Requirements :: Tally the lines in the records underneath that contain the string "annotation", and state the figure by itself.

(Records that describe figures)
+++

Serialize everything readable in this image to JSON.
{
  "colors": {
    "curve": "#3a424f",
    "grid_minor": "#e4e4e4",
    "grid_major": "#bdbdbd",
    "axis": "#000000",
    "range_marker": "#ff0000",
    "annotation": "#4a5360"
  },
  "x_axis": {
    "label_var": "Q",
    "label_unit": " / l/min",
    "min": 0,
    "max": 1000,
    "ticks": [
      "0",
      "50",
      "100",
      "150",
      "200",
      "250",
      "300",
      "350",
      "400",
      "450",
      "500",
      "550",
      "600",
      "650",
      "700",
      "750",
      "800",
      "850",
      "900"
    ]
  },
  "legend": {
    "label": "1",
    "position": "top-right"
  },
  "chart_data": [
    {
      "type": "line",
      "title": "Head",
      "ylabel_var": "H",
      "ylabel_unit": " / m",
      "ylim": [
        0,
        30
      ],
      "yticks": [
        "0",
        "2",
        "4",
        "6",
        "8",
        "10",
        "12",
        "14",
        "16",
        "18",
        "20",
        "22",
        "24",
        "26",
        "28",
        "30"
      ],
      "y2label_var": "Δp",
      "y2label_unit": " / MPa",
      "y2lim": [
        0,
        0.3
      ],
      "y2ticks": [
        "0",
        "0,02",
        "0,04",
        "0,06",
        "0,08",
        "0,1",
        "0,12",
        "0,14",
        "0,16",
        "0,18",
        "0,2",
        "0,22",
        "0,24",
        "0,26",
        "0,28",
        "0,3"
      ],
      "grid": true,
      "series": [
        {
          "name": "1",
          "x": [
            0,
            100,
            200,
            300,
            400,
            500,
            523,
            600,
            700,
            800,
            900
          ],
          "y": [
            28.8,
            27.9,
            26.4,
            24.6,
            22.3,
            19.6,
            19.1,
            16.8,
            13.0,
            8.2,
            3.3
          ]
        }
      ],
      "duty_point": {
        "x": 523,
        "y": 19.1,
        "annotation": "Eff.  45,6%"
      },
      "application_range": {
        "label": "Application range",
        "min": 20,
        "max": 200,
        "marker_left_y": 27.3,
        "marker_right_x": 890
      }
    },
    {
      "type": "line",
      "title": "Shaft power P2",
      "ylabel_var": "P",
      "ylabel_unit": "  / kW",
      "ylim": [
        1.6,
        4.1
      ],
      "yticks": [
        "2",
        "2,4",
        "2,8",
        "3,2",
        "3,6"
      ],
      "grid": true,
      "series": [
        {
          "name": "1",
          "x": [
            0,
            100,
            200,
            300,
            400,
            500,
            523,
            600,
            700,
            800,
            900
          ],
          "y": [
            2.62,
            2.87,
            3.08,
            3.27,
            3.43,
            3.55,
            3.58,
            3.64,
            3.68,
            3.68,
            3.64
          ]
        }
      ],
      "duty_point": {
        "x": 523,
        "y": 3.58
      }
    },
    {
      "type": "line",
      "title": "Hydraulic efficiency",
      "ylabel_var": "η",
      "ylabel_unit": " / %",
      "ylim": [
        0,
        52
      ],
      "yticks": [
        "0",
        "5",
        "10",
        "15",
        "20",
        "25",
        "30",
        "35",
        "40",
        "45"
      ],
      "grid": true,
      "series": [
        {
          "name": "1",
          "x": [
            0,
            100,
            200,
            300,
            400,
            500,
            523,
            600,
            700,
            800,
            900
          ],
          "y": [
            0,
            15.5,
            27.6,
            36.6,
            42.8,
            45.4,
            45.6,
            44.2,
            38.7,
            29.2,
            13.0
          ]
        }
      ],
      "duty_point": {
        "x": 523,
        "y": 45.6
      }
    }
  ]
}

+++

Written solution :: 2